**Exercise:**
Rewrite everything from the first line of the entries below down to the line containing "coastline-caspian: [156, 61, 168, 84]", including that line, as a numbered list with blank lines left out.

**Supplied material:**
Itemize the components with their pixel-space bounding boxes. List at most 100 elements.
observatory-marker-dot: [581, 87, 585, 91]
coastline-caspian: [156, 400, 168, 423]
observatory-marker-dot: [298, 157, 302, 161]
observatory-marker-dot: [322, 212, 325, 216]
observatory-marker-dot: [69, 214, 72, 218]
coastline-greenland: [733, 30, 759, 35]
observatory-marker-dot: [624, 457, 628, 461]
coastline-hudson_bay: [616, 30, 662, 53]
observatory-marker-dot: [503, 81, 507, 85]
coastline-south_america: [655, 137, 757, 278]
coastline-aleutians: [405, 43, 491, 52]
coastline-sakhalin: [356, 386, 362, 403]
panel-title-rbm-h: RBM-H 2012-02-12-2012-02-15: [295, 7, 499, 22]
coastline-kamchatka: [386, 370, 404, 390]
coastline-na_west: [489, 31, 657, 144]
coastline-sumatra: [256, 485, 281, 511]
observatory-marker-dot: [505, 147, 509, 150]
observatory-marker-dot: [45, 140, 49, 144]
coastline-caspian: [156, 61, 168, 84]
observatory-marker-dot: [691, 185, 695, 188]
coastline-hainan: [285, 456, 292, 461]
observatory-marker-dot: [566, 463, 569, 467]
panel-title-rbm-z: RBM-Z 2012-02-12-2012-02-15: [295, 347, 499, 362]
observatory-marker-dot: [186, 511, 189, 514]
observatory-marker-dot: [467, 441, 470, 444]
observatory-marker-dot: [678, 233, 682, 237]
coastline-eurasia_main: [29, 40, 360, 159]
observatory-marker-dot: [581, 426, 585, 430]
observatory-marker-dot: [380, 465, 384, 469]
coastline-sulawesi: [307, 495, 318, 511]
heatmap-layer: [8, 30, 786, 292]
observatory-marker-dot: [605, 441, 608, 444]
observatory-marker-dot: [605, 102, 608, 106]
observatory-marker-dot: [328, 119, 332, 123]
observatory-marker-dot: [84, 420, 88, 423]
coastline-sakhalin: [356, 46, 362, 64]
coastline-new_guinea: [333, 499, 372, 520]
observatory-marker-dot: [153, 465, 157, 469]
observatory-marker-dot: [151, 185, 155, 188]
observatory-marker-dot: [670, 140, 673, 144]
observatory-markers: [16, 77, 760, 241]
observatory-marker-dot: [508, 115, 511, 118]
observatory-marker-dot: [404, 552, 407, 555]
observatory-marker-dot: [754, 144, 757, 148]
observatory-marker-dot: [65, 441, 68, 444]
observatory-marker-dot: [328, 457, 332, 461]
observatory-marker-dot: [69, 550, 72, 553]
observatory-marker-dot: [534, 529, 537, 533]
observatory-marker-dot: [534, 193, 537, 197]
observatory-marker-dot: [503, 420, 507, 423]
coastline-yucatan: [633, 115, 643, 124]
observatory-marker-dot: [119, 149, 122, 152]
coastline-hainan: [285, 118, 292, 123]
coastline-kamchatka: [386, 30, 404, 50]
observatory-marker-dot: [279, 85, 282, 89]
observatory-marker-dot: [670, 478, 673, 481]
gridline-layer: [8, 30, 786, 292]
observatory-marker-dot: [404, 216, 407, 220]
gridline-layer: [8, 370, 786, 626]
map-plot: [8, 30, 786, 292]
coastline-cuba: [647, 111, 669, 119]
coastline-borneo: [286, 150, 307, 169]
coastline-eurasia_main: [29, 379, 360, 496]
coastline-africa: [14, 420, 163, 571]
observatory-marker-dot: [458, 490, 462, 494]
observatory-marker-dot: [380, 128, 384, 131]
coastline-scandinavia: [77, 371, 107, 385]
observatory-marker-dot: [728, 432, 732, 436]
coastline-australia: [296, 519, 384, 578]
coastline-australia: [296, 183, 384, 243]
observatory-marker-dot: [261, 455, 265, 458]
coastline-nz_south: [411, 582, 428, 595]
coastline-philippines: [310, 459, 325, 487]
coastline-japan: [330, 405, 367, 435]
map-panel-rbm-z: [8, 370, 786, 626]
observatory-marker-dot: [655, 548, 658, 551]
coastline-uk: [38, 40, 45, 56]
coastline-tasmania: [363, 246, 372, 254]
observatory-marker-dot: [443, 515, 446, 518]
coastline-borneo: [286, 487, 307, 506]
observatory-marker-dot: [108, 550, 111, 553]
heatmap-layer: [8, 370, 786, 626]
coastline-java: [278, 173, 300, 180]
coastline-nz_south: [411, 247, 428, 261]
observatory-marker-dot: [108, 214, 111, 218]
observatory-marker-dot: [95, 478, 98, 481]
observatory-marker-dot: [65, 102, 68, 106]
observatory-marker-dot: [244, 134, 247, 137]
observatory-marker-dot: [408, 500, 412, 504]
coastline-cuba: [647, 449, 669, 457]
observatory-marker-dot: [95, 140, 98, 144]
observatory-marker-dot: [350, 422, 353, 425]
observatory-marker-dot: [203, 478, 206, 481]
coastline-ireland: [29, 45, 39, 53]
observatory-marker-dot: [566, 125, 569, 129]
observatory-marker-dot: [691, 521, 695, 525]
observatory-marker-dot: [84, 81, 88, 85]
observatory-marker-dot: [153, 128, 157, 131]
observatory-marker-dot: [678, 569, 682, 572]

**Finished answer:**
1. Itemize the components with their pixel-space bounding boxes. List at most 100 elements.
2. observatory-marker-dot: [581, 87, 585, 91]
3. coastline-caspian: [156, 400, 168, 423]
4. observatory-marker-dot: [298, 157, 302, 161]
5. observatory-marker-dot: [322, 212, 325, 216]
6. observatory-marker-dot: [69, 214, 72, 218]
7. coastline-greenland: [733, 30, 759, 35]
8. observatory-marker-dot: [624, 457, 628, 461]
9. coastline-hudson_bay: [616, 30, 662, 53]
10. observatory-marker-dot: [503, 81, 507, 85]
11. coastline-south_america: [655, 137, 757, 278]
12. coastline-aleutians: [405, 43, 491, 52]
13. coastline-sakhalin: [356, 386, 362, 403]
14. panel-title-rbm-h: RBM-H 2012-02-12-2012-02-15: [295, 7, 499, 22]
15. coastline-kamchatka: [386, 370, 404, 390]
16. coastline-na_west: [489, 31, 657, 144]
17. coastline-sumatra: [256, 485, 281, 511]
18. observatory-marker-dot: [505, 147, 509, 150]
19. observatory-marker-dot: [45, 140, 49, 144]
20. coastline-caspian: [156, 61, 168, 84]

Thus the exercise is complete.